>> Begin INPUT FOR THIS TASK

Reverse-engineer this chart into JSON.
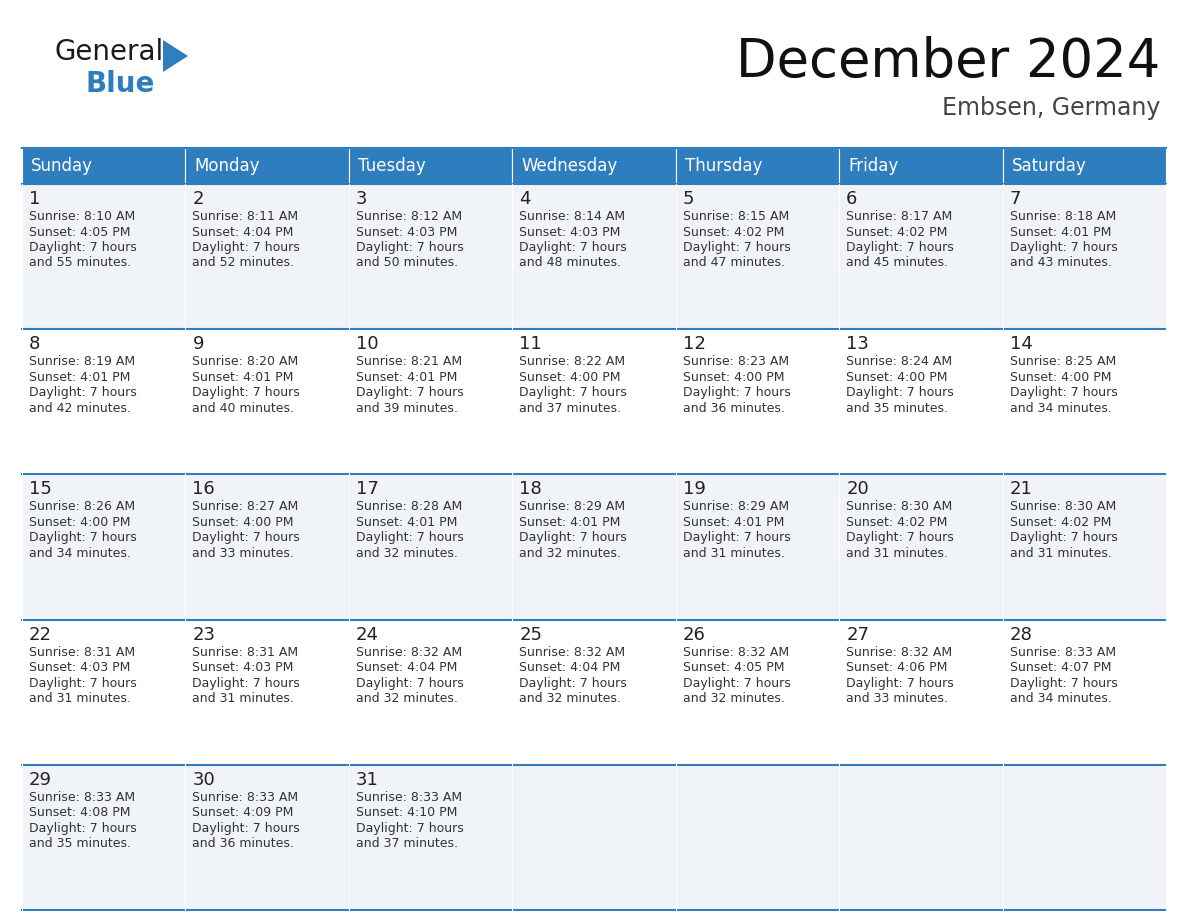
{
  "title": "December 2024",
  "subtitle": "Embsen, Germany",
  "header_bg": "#2E7DBE",
  "header_text": "#FFFFFF",
  "day_names": [
    "Sunday",
    "Monday",
    "Tuesday",
    "Wednesday",
    "Thursday",
    "Friday",
    "Saturday"
  ],
  "row_bg_light": "#F0F4F8",
  "row_bg_white": "#FFFFFF",
  "number_color": "#222222",
  "text_color": "#333333",
  "calendar": [
    [
      {
        "day": 1,
        "sunrise": "8:10 AM",
        "sunset": "4:05 PM",
        "daylight": "7 hours and 55 minutes"
      },
      {
        "day": 2,
        "sunrise": "8:11 AM",
        "sunset": "4:04 PM",
        "daylight": "7 hours and 52 minutes"
      },
      {
        "day": 3,
        "sunrise": "8:12 AM",
        "sunset": "4:03 PM",
        "daylight": "7 hours and 50 minutes"
      },
      {
        "day": 4,
        "sunrise": "8:14 AM",
        "sunset": "4:03 PM",
        "daylight": "7 hours and 48 minutes"
      },
      {
        "day": 5,
        "sunrise": "8:15 AM",
        "sunset": "4:02 PM",
        "daylight": "7 hours and 47 minutes"
      },
      {
        "day": 6,
        "sunrise": "8:17 AM",
        "sunset": "4:02 PM",
        "daylight": "7 hours and 45 minutes"
      },
      {
        "day": 7,
        "sunrise": "8:18 AM",
        "sunset": "4:01 PM",
        "daylight": "7 hours and 43 minutes"
      }
    ],
    [
      {
        "day": 8,
        "sunrise": "8:19 AM",
        "sunset": "4:01 PM",
        "daylight": "7 hours and 42 minutes"
      },
      {
        "day": 9,
        "sunrise": "8:20 AM",
        "sunset": "4:01 PM",
        "daylight": "7 hours and 40 minutes"
      },
      {
        "day": 10,
        "sunrise": "8:21 AM",
        "sunset": "4:01 PM",
        "daylight": "7 hours and 39 minutes"
      },
      {
        "day": 11,
        "sunrise": "8:22 AM",
        "sunset": "4:00 PM",
        "daylight": "7 hours and 37 minutes"
      },
      {
        "day": 12,
        "sunrise": "8:23 AM",
        "sunset": "4:00 PM",
        "daylight": "7 hours and 36 minutes"
      },
      {
        "day": 13,
        "sunrise": "8:24 AM",
        "sunset": "4:00 PM",
        "daylight": "7 hours and 35 minutes"
      },
      {
        "day": 14,
        "sunrise": "8:25 AM",
        "sunset": "4:00 PM",
        "daylight": "7 hours and 34 minutes"
      }
    ],
    [
      {
        "day": 15,
        "sunrise": "8:26 AM",
        "sunset": "4:00 PM",
        "daylight": "7 hours and 34 minutes"
      },
      {
        "day": 16,
        "sunrise": "8:27 AM",
        "sunset": "4:00 PM",
        "daylight": "7 hours and 33 minutes"
      },
      {
        "day": 17,
        "sunrise": "8:28 AM",
        "sunset": "4:01 PM",
        "daylight": "7 hours and 32 minutes"
      },
      {
        "day": 18,
        "sunrise": "8:29 AM",
        "sunset": "4:01 PM",
        "daylight": "7 hours and 32 minutes"
      },
      {
        "day": 19,
        "sunrise": "8:29 AM",
        "sunset": "4:01 PM",
        "daylight": "7 hours and 31 minutes"
      },
      {
        "day": 20,
        "sunrise": "8:30 AM",
        "sunset": "4:02 PM",
        "daylight": "7 hours and 31 minutes"
      },
      {
        "day": 21,
        "sunrise": "8:30 AM",
        "sunset": "4:02 PM",
        "daylight": "7 hours and 31 minutes"
      }
    ],
    [
      {
        "day": 22,
        "sunrise": "8:31 AM",
        "sunset": "4:03 PM",
        "daylight": "7 hours and 31 minutes"
      },
      {
        "day": 23,
        "sunrise": "8:31 AM",
        "sunset": "4:03 PM",
        "daylight": "7 hours and 31 minutes"
      },
      {
        "day": 24,
        "sunrise": "8:32 AM",
        "sunset": "4:04 PM",
        "daylight": "7 hours and 32 minutes"
      },
      {
        "day": 25,
        "sunrise": "8:32 AM",
        "sunset": "4:04 PM",
        "daylight": "7 hours and 32 minutes"
      },
      {
        "day": 26,
        "sunrise": "8:32 AM",
        "sunset": "4:05 PM",
        "daylight": "7 hours and 32 minutes"
      },
      {
        "day": 27,
        "sunrise": "8:32 AM",
        "sunset": "4:06 PM",
        "daylight": "7 hours and 33 minutes"
      },
      {
        "day": 28,
        "sunrise": "8:33 AM",
        "sunset": "4:07 PM",
        "daylight": "7 hours and 34 minutes"
      }
    ],
    [
      {
        "day": 29,
        "sunrise": "8:33 AM",
        "sunset": "4:08 PM",
        "daylight": "7 hours and 35 minutes"
      },
      {
        "day": 30,
        "sunrise": "8:33 AM",
        "sunset": "4:09 PM",
        "daylight": "7 hours and 36 minutes"
      },
      {
        "day": 31,
        "sunrise": "8:33 AM",
        "sunset": "4:10 PM",
        "daylight": "7 hours and 37 minutes"
      },
      null,
      null,
      null,
      null
    ]
  ],
  "logo_general_color": "#1A1A1A",
  "logo_blue_color": "#2E7DBE",
  "fig_width": 11.88,
  "fig_height": 9.18
}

>> End INPUT FOR THIS TASK

→ **WORK TO BE COMPLETED**: How many lines of the entries above hold the string "FFFFFF"? Reply with the number alone.

→ **EXERCISE RESULT**: 2